A block of data:
-- -- --

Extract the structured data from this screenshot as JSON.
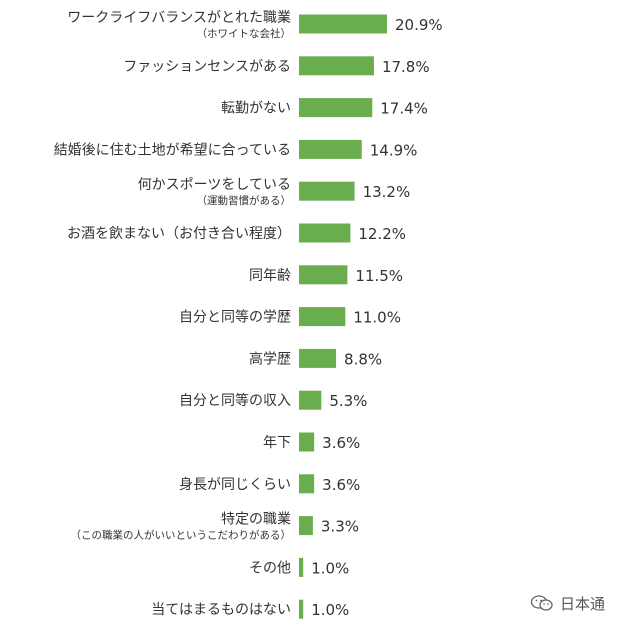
{
  "chart_data": {
    "type": "bar",
    "orientation": "horizontal",
    "bar_color": "#6aad4f",
    "categories": [
      {
        "label": "ワークライフバランスがとれた職業",
        "sublabel": "（ホワイトな会社）",
        "value": 20.9,
        "value_label": "20.9%"
      },
      {
        "label": "ファッションセンスがある",
        "sublabel": "",
        "value": 17.8,
        "value_label": "17.8%"
      },
      {
        "label": "転勤がない",
        "sublabel": "",
        "value": 17.4,
        "value_label": "17.4%"
      },
      {
        "label": "結婚後に住む土地が希望に合っている",
        "sublabel": "",
        "value": 14.9,
        "value_label": "14.9%"
      },
      {
        "label": "何かスポーツをしている",
        "sublabel": "（運動習慣がある）",
        "value": 13.2,
        "value_label": "13.2%"
      },
      {
        "label": "お酒を飲まない（お付き合い程度）",
        "sublabel": "",
        "value": 12.2,
        "value_label": "12.2%"
      },
      {
        "label": "同年齢",
        "sublabel": "",
        "value": 11.5,
        "value_label": "11.5%"
      },
      {
        "label": "自分と同等の学歴",
        "sublabel": "",
        "value": 11.0,
        "value_label": "11.0%"
      },
      {
        "label": "高学歴",
        "sublabel": "",
        "value": 8.8,
        "value_label": "8.8%"
      },
      {
        "label": "自分と同等の収入",
        "sublabel": "",
        "value": 5.3,
        "value_label": "5.3%"
      },
      {
        "label": "年下",
        "sublabel": "",
        "value": 3.6,
        "value_label": "3.6%"
      },
      {
        "label": "身長が同じくらい",
        "sublabel": "",
        "value": 3.6,
        "value_label": "3.6%"
      },
      {
        "label": "特定の職業",
        "sublabel": "（この職業の人がいいというこだわりがある）",
        "value": 3.3,
        "value_label": "3.3%"
      },
      {
        "label": "その他",
        "sublabel": "",
        "value": 1.0,
        "value_label": "1.0%"
      },
      {
        "label": "当てはまるものはない",
        "sublabel": "",
        "value": 1.0,
        "value_label": "1.0%"
      }
    ],
    "xlim": [
      0,
      20.9
    ]
  },
  "watermark": {
    "text": "日本通",
    "icon": "wechat-icon"
  }
}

-- -- --

Written problem: Transcribe the complete set of entries verbatim. No pictures belong in the copy.

Solution to the problem:
Extract the structured data from this screenshot as JSON.
{
  "chart_data": {
    "type": "bar",
    "orientation": "horizontal",
    "bar_color": "#6aad4f",
    "categories": [
      {
        "label": "ワークライフバランスがとれた職業",
        "sublabel": "（ホワイトな会社）",
        "value": 20.9,
        "value_label": "20.9%"
      },
      {
        "label": "ファッションセンスがある",
        "sublabel": "",
        "value": 17.8,
        "value_label": "17.8%"
      },
      {
        "label": "転勤がない",
        "sublabel": "",
        "value": 17.4,
        "value_label": "17.4%"
      },
      {
        "label": "結婚後に住む土地が希望に合っている",
        "sublabel": "",
        "value": 14.9,
        "value_label": "14.9%"
      },
      {
        "label": "何かスポーツをしている",
        "sublabel": "（運動習慣がある）",
        "value": 13.2,
        "value_label": "13.2%"
      },
      {
        "label": "お酒を飲まない（お付き合い程度）",
        "sublabel": "",
        "value": 12.2,
        "value_label": "12.2%"
      },
      {
        "label": "同年齢",
        "sublabel": "",
        "value": 11.5,
        "value_label": "11.5%"
      },
      {
        "label": "自分と同等の学歴",
        "sublabel": "",
        "value": 11.0,
        "value_label": "11.0%"
      },
      {
        "label": "高学歴",
        "sublabel": "",
        "value": 8.8,
        "value_label": "8.8%"
      },
      {
        "label": "自分と同等の収入",
        "sublabel": "",
        "value": 5.3,
        "value_label": "5.3%"
      },
      {
        "label": "年下",
        "sublabel": "",
        "value": 3.6,
        "value_label": "3.6%"
      },
      {
        "label": "身長が同じくらい",
        "sublabel": "",
        "value": 3.6,
        "value_label": "3.6%"
      },
      {
        "label": "特定の職業",
        "sublabel": "（この職業の人がいいというこだわりがある）",
        "value": 3.3,
        "value_label": "3.3%"
      },
      {
        "label": "その他",
        "sublabel": "",
        "value": 1.0,
        "value_label": "1.0%"
      },
      {
        "label": "当てはまるものはない",
        "sublabel": "",
        "value": 1.0,
        "value_label": "1.0%"
      }
    ],
    "xlim": [
      0,
      20.9
    ]
  },
  "watermark": {
    "text": "日本通",
    "icon": "wechat-icon"
  }
}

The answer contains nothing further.